Stated task
Look for the word "North" in the entries below, then copy every line that has it.

Data provided
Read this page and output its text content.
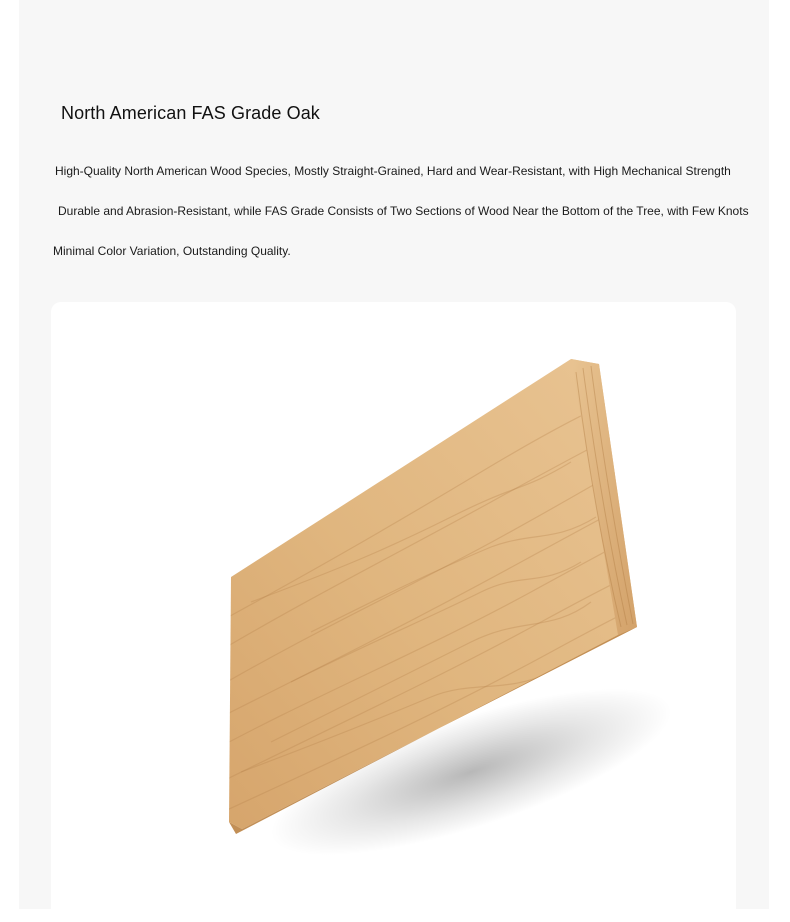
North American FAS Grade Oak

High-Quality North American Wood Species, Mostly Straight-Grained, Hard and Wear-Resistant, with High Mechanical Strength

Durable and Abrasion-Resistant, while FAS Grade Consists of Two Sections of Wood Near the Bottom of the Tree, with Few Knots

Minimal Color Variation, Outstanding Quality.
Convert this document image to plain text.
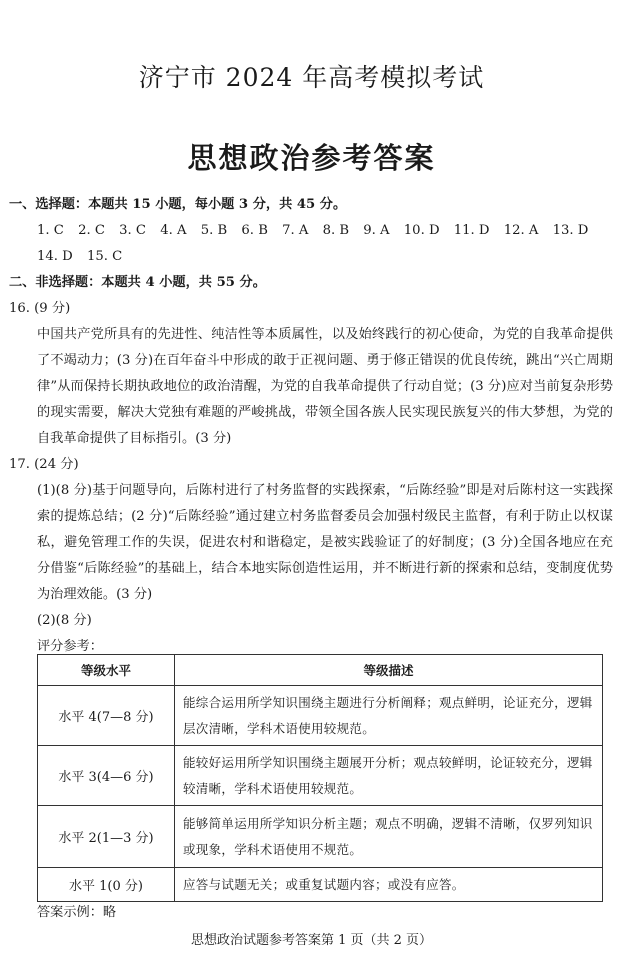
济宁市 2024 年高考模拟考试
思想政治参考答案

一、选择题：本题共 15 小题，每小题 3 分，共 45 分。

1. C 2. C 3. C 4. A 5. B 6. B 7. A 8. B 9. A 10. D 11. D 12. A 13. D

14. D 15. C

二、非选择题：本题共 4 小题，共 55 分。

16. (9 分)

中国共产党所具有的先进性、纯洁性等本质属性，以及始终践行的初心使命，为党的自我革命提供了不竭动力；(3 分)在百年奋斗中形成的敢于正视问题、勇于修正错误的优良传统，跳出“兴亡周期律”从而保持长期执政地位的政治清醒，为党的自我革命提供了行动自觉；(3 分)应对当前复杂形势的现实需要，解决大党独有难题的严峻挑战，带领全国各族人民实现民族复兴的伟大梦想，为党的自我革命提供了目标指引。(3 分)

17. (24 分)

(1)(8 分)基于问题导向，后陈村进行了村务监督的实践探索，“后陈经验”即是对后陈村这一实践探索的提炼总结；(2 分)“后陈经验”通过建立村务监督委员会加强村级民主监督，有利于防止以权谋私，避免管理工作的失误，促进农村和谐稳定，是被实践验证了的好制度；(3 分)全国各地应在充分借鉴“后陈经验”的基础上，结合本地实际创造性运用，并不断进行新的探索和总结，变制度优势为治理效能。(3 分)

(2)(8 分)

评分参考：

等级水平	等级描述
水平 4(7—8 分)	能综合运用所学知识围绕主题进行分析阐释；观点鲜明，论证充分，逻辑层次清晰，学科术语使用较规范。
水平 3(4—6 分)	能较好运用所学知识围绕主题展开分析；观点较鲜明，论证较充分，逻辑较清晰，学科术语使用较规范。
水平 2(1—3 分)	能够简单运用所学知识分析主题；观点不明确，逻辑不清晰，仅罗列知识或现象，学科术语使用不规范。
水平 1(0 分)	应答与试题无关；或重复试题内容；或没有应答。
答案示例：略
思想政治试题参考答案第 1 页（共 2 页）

Worked answer
North American FAS Grade Oak
High-Quality North American Wood Species, Mostly Straight-Grained, Hard and Wear-Resistant, with High Mechanical Strength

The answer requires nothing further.